Task to carry out: Pick out the lines containing "name".

[Figure content listings]
++++++++++
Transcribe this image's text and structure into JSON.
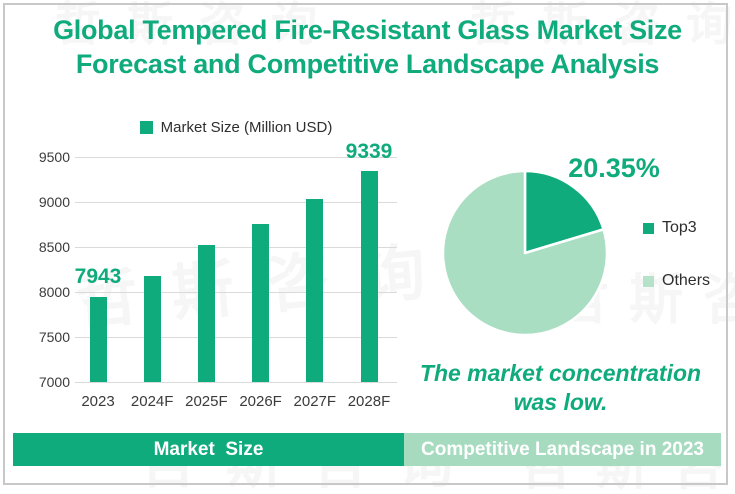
{
  "title": {
    "line1": "Global Tempered Fire-Resistant Glass Market Size",
    "line2": "Forecast and Competitive Landscape Analysis"
  },
  "chart_data": [
    {
      "type": "bar",
      "name": "market-size-forecast",
      "legend_label": "Market Size (Million USD)",
      "legend_position": "top",
      "categories": [
        "2023",
        "2024F",
        "2025F",
        "2026F",
        "2027F",
        "2028F"
      ],
      "values": [
        7943,
        8180,
        8520,
        8760,
        9030,
        9339
      ],
      "callouts": [
        {
          "index": 0,
          "text": "7943"
        },
        {
          "index": 5,
          "text": "9339"
        }
      ],
      "ylim": [
        7000,
        9500
      ],
      "yticks": [
        7000,
        7500,
        8000,
        8500,
        9000,
        9500
      ],
      "grid": true,
      "bar_color": "#0FAB7C"
    },
    {
      "type": "pie",
      "name": "competitive-landscape",
      "slices": [
        {
          "label": "Top3",
          "value": 20.35,
          "color": "#0FAB7C"
        },
        {
          "label": "Others",
          "value": 79.65,
          "color": "#A9DEC2"
        }
      ],
      "label_text": "20.35%",
      "start_angle_deg": -90,
      "direction": "clockwise",
      "legend_position": "right",
      "legend_swatch_colors": {
        "top3": "#0FAB7C",
        "others": "#B5E2C9"
      }
    }
  ],
  "annotation": {
    "line1": "The market concentration",
    "line2": "was low."
  },
  "footer": {
    "left_label": "Market  Size",
    "right_label": "Competitive Landscape in 2023"
  },
  "watermark_text": "哲斯咨询",
  "colors": {
    "accent_green": "#0FAB7C",
    "light_green": "#A9DEC2",
    "legend_light_square": "#B5E2C9",
    "footer_right_bg": "#A6DBC0",
    "gridline": "#DADADA",
    "axis_text": "#3B3B3B",
    "frame_border": "#C8C8C8"
  }
}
++++++++++
Response:
      "name": "market-size-forecast",
      "name": "competitive-landscape",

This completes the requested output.